Stored items:
────

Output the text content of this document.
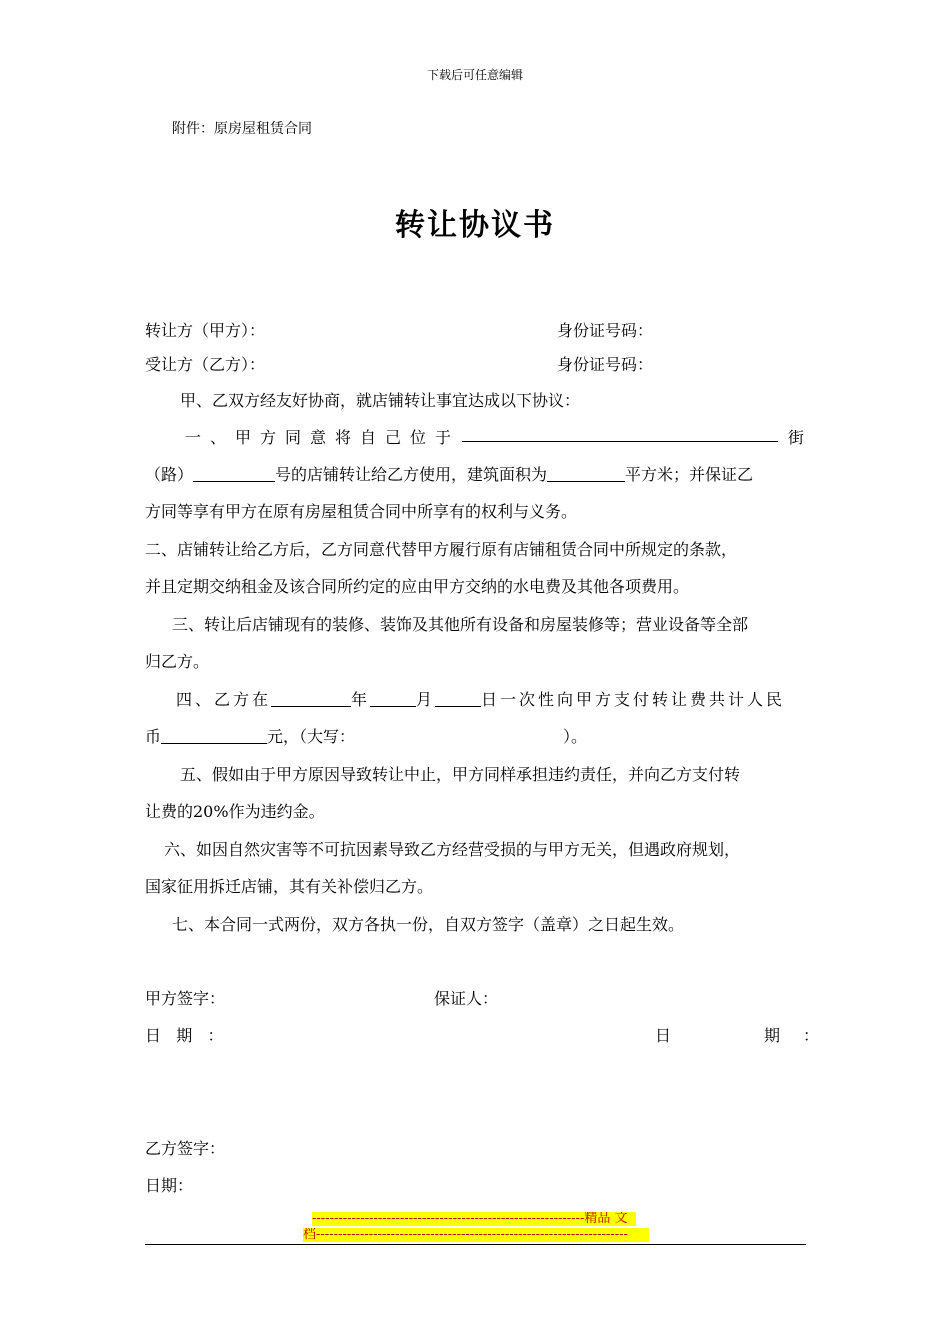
下载后可任意编辑
附件：原房屋租赁合同
转让协议书
转让方（甲方）：	身份证号码：
受让方（乙方）：	身份证号码：
甲、乙双方经友好协商，就店铺转让事宜达成以下协议：
一、甲方同意将自己位于	街
（路）	号的店铺转让给乙方使用，建筑面积为	平方米；并保证乙
方同等享有甲方在原有房屋租赁合同中所享有的权利与义务。
二、店铺转让给乙方后，乙方同意代替甲方履行原有店铺租赁合同中所规定的条款，
并且定期交纳租金及该合同所约定的应由甲方交纳的水电费及其他各项费用。
三、转让后店铺现有的装修、装饰及其他所有设备和房屋装修等；营业设备等全部
归乙方。
四、乙方在	年	月	日一次性向甲方支付转让费共计人民
币	元，（大写：	）。
五、假如由于甲方原因导致转让中止，甲方同样承担违约责任，并向乙方支付转
让费的20%作为违约金。
六、如因自然灾害等不可抗因素导致乙方经营受损的与甲方无关，但遇政府规划，
国家征用拆迁店铺，其有关补偿归乙方。
七、本合同一式两份，双方各执一份，自双方签字（盖章）之日起生效。
甲方签字：	保证人：
日   期   ：	日	期 ：
乙方签字：
日期：
--------------------------------------------------------------精品 文
档-----------------------------------------------------------------------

────

Request:
Retype the whole listing, keeping every line identical and omitting all pictures.

Correct output:
Output the text content of this document.
下载后可任意编辑
附件：原房屋租赁合同
转让协议书
转让方（甲方）：	身份证号码：
受让方（乙方）：	身份证号码：
甲、乙双方经友好协商，就店铺转让事宜达成以下协议：
一、甲方同意将自己位于	街
（路）	号的店铺转让给乙方使用，建筑面积为	平方米；并保证乙
方同等享有甲方在原有房屋租赁合同中所享有的权利与义务。
二、店铺转让给乙方后，乙方同意代替甲方履行原有店铺租赁合同中所规定的条款，
并且定期交纳租金及该合同所约定的应由甲方交纳的水电费及其他各项费用。
三、转让后店铺现有的装修、装饰及其他所有设备和房屋装修等；营业设备等全部
归乙方。
四、乙方在	年	月	日一次性向甲方支付转让费共计人民
币	元，（大写：	）。
五、假如由于甲方原因导致转让中止，甲方同样承担违约责任，并向乙方支付转
让费的20%作为违约金。
六、如因自然灾害等不可抗因素导致乙方经营受损的与甲方无关，但遇政府规划，
国家征用拆迁店铺，其有关补偿归乙方。
七、本合同一式两份，双方各执一份，自双方签字（盖章）之日起生效。
甲方签字：	保证人：
日   期   ：	日	期 ：
乙方签字：
日期：
--------------------------------------------------------------精品 文
档-----------------------------------------------------------------------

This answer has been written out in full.